Do this:
Quote the records in full and leave their pictures out.

The records:
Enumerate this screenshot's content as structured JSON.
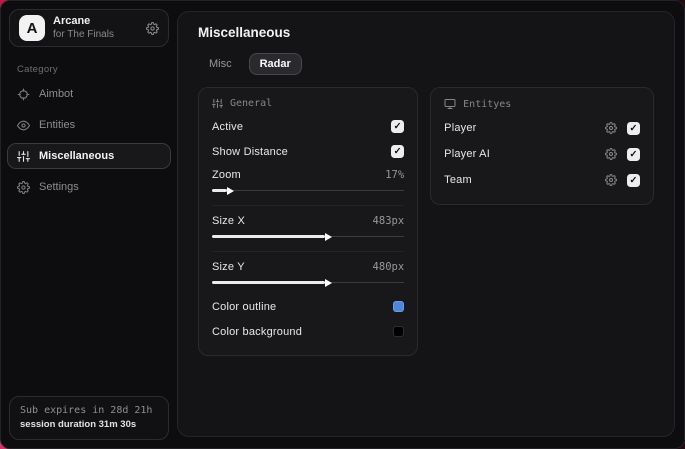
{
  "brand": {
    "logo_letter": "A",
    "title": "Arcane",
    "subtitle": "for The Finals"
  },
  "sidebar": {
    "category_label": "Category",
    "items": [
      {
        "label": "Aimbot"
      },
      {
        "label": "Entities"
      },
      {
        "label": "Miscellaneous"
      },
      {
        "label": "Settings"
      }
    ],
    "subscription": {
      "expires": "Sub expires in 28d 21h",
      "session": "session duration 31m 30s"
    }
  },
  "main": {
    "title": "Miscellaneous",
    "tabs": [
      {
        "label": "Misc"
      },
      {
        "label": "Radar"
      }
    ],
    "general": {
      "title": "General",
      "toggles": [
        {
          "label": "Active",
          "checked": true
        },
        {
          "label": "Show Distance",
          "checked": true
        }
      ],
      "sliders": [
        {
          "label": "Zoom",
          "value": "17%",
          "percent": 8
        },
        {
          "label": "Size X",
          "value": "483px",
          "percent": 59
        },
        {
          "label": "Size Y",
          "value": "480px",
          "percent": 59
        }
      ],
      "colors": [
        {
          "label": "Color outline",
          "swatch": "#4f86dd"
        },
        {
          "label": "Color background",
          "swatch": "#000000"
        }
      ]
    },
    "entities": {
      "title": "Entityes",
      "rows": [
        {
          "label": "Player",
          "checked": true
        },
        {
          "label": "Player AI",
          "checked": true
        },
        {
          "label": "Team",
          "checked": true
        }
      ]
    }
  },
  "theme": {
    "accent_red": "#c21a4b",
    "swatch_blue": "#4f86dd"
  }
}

Solution:
Enumerate this screenshot's content as structured JSON.
{
  "brand": {
    "logo_letter": "A",
    "title": "Arcane",
    "subtitle": "for The Finals"
  },
  "sidebar": {
    "category_label": "Category",
    "items": [
      {
        "label": "Aimbot"
      },
      {
        "label": "Entities"
      },
      {
        "label": "Miscellaneous"
      },
      {
        "label": "Settings"
      }
    ],
    "subscription": {
      "expires": "Sub expires in 28d 21h",
      "session": "session duration 31m 30s"
    }
  },
  "main": {
    "title": "Miscellaneous",
    "tabs": [
      {
        "label": "Misc"
      },
      {
        "label": "Radar"
      }
    ],
    "general": {
      "title": "General",
      "toggles": [
        {
          "label": "Active",
          "checked": true
        },
        {
          "label": "Show Distance",
          "checked": true
        }
      ],
      "sliders": [
        {
          "label": "Zoom",
          "value": "17%",
          "percent": 8
        },
        {
          "label": "Size X",
          "value": "483px",
          "percent": 59
        },
        {
          "label": "Size Y",
          "value": "480px",
          "percent": 59
        }
      ],
      "colors": [
        {
          "label": "Color outline",
          "swatch": "#4f86dd"
        },
        {
          "label": "Color background",
          "swatch": "#000000"
        }
      ]
    },
    "entities": {
      "title": "Entityes",
      "rows": [
        {
          "label": "Player",
          "checked": true
        },
        {
          "label": "Player AI",
          "checked": true
        },
        {
          "label": "Team",
          "checked": true
        }
      ]
    }
  },
  "theme": {
    "accent_red": "#c21a4b",
    "swatch_blue": "#4f86dd"
  }
}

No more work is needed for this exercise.